**Directive**: Copy every line of the listing exactly.

[Excerpt from a dataset]
*****

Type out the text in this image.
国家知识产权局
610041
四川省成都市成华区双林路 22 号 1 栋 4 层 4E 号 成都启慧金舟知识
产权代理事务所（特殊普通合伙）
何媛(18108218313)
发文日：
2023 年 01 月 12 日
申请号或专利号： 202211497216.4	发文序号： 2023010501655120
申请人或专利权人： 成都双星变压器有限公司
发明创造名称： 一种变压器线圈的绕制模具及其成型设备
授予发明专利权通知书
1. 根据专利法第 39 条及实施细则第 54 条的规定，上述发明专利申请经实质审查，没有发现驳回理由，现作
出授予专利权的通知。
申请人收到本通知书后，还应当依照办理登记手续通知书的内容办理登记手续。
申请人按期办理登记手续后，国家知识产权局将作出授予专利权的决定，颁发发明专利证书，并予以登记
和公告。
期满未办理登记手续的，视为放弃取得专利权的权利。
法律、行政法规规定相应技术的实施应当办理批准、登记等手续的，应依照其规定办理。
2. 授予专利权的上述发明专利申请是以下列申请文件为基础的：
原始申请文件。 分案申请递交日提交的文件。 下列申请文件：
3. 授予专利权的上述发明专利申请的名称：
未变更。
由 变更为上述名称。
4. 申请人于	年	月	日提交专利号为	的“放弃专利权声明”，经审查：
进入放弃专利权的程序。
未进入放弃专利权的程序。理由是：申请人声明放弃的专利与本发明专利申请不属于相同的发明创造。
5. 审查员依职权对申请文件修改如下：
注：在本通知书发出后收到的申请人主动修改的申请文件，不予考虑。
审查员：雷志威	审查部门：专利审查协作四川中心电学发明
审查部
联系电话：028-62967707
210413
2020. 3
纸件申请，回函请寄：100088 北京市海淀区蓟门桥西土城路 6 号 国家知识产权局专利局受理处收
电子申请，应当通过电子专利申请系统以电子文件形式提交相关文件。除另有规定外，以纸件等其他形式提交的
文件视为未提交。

*****

**Response to this exercise**:
Type out the text in this image.
国家知识产权局
610041
四川省成都市成华区双林路 22 号 1 栋 4 层 4E 号 成都启慧金舟知识
产权代理事务所（特殊普通合伙）
何媛(18108218313)
发文日：
2023 年 01 月 12 日
申请号或专利号： 202211497216.4	发文序号： 2023010501655120
申请人或专利权人： 成都双星变压器有限公司
发明创造名称： 一种变压器线圈的绕制模具及其成型设备
授予发明专利权通知书
1. 根据专利法第 39 条及实施细则第 54 条的规定，上述发明专利申请经实质审查，没有发现驳回理由，现作
出授予专利权的通知。
申请人收到本通知书后，还应当依照办理登记手续通知书的内容办理登记手续。
申请人按期办理登记手续后，国家知识产权局将作出授予专利权的决定，颁发发明专利证书，并予以登记
和公告。
期满未办理登记手续的，视为放弃取得专利权的权利。
法律、行政法规规定相应技术的实施应当办理批准、登记等手续的，应依照其规定办理。
2. 授予专利权的上述发明专利申请是以下列申请文件为基础的：
原始申请文件。 分案申请递交日提交的文件。 下列申请文件：
3. 授予专利权的上述发明专利申请的名称：
未变更。
由 变更为上述名称。
4. 申请人于	年	月	日提交专利号为	的“放弃专利权声明”，经审查：
进入放弃专利权的程序。
未进入放弃专利权的程序。理由是：申请人声明放弃的专利与本发明专利申请不属于相同的发明创造。
5. 审查员依职权对申请文件修改如下：
注：在本通知书发出后收到的申请人主动修改的申请文件，不予考虑。
审查员：雷志威	审查部门：专利审查协作四川中心电学发明
审查部
联系电话：028-62967707
210413
2020. 3
纸件申请，回函请寄：100088 北京市海淀区蓟门桥西土城路 6 号 国家知识产权局专利局受理处收
电子申请，应当通过电子专利申请系统以电子文件形式提交相关文件。除另有规定外，以纸件等其他形式提交的
文件视为未提交。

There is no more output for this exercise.